(Dataset items)
* start *
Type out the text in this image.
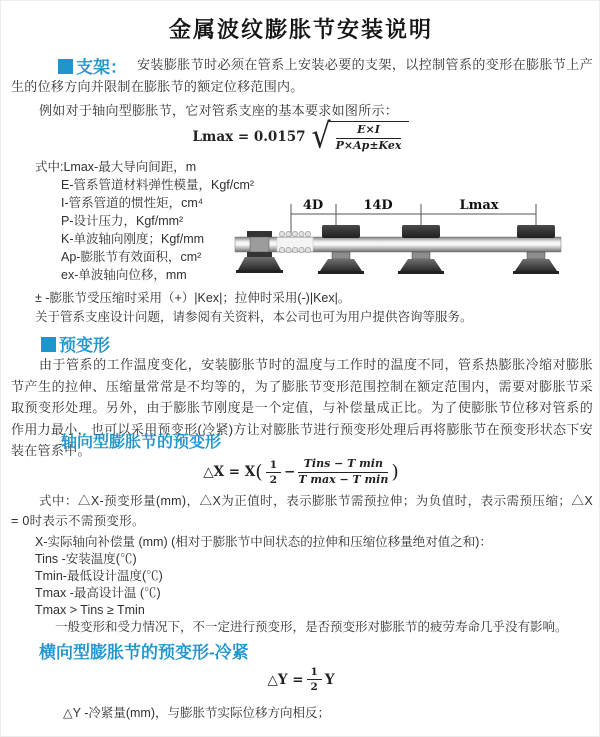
金属波纹膨胀节安装说明
支架： 安装膨胀节时必须在管系上安装必要的支架，以控制管系的变形在膨胀节上产生的位移方向并限制在膨胀节的额定位移范围内。
例如对于轴向型膨胀节，它对管系支座的基本要求如图所示：
Lmax = 0.0157 √ $\frac{E\times I}{\text{P×Ap±Kex}}$
式中:Lmax-最大导向间距，m
E-管系管道材料弹性模量，Kgf/cm²
I-管系管道的惯性矩，cm⁴
P-设计压力，Kgf/mm²
K-单波轴向刚度；Kgf/mm
Ap-膨胀节有效面积，cm²
ex-单波轴向位移，mm
± -膨胀节受压缩时采用（+）|Kex|；拉伸时采用(-)|Kex|。
关于管系支座设计问题，请参阅有关资料，本公司也可为用户提供咨询等服务。
4D	14D	Lmax
预变形
由于管系的工作温度变化，安装膨胀节时的温度与工作时的温度不同，管系热膨胀冷缩对膨胀节产生的拉伸、压缩量常常是不均等的，为了膨胀节变形范围控制在额定范围内，需要对膨胀节采取预变形处理。另外，由于膨胀节刚度是一个定值，与补偿量成正比。为了使膨胀节位移对管系的作用力最小，也可以采用预变形(冷紧)方让对膨胀节进行预变形处理后再将膨胀节在预变形状态下安装在管系中。
轴向型膨胀节的预变形
△X = X ( $\frac{1}{2} - \frac{\text{Tins − T min}}{\text{T max − T min}}$ )
式中：△X-预变形量(mm)，△X为正值时，表示膨胀节需预拉伸；为负值时，表示需预压缩；△X = 0时表示不需预变形。
X-实际轴向补偿量 (mm) (相对于膨胀节中间状态的拉伸和压缩位移量绝对值之和)：
Tins -安装温度(℃)
Tmin-最低设计温度(℃)
Tmax -最高设计温 (℃)
Tmax > Tins ≥ Tmin
一般变形和受力情况下，不一定进行预变形，是否预变形对膨胀节的疲劳寿命几乎没有影响。
横向型膨胀节的预变形-冷紧
△Y = $\frac{1}{2}$ Y
△Y -冷紧量(mm)，与膨胀节实际位移方向相反；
* end *
* _DIRECTIVE_: Skip the pictures and print each record exactly as it stands.

* _ANSWER IN FULL_:
Type out the text in this image.
金属波纹膨胀节安装说明
支架： 安装膨胀节时必须在管系上安装必要的支架，以控制管系的变形在膨胀节上产生的位移方向并限制在膨胀节的额定位移范围内。
例如对于轴向型膨胀节，它对管系支座的基本要求如图所示：
Lmax = 0.0157 √ $\frac{E\times I}{\text{P×Ap±Kex}}$
式中:Lmax-最大导向间距，m
E-管系管道材料弹性模量，Kgf/cm²
I-管系管道的惯性矩，cm⁴
P-设计压力，Kgf/mm²
K-单波轴向刚度；Kgf/mm
Ap-膨胀节有效面积，cm²
ex-单波轴向位移，mm
± -膨胀节受压缩时采用（+）|Kex|；拉伸时采用(-)|Kex|。
关于管系支座设计问题，请参阅有关资料，本公司也可为用户提供咨询等服务。
4D	14D	Lmax
预变形
由于管系的工作温度变化，安装膨胀节时的温度与工作时的温度不同，管系热膨胀冷缩对膨胀节产生的拉伸、压缩量常常是不均等的，为了膨胀节变形范围控制在额定范围内，需要对膨胀节采取预变形处理。另外，由于膨胀节刚度是一个定值，与补偿量成正比。为了使膨胀节位移对管系的作用力最小，也可以采用预变形(冷紧)方让对膨胀节进行预变形处理后再将膨胀节在预变形状态下安装在管系中。
轴向型膨胀节的预变形
△X = X ( $\frac{1}{2} - \frac{\text{Tins − T min}}{\text{T max − T min}}$ )
式中：△X-预变形量(mm)，△X为正值时，表示膨胀节需预拉伸；为负值时，表示需预压缩；△X = 0时表示不需预变形。
X-实际轴向补偿量 (mm) (相对于膨胀节中间状态的拉伸和压缩位移量绝对值之和)：
Tins -安装温度(℃)
Tmin-最低设计温度(℃)
Tmax -最高设计温 (℃)
Tmax > Tins ≥ Tmin
一般变形和受力情况下，不一定进行预变形，是否预变形对膨胀节的疲劳寿命几乎没有影响。
横向型膨胀节的预变形-冷紧
△Y = $\frac{1}{2}$ Y
△Y -冷紧量(mm)，与膨胀节实际位移方向相反；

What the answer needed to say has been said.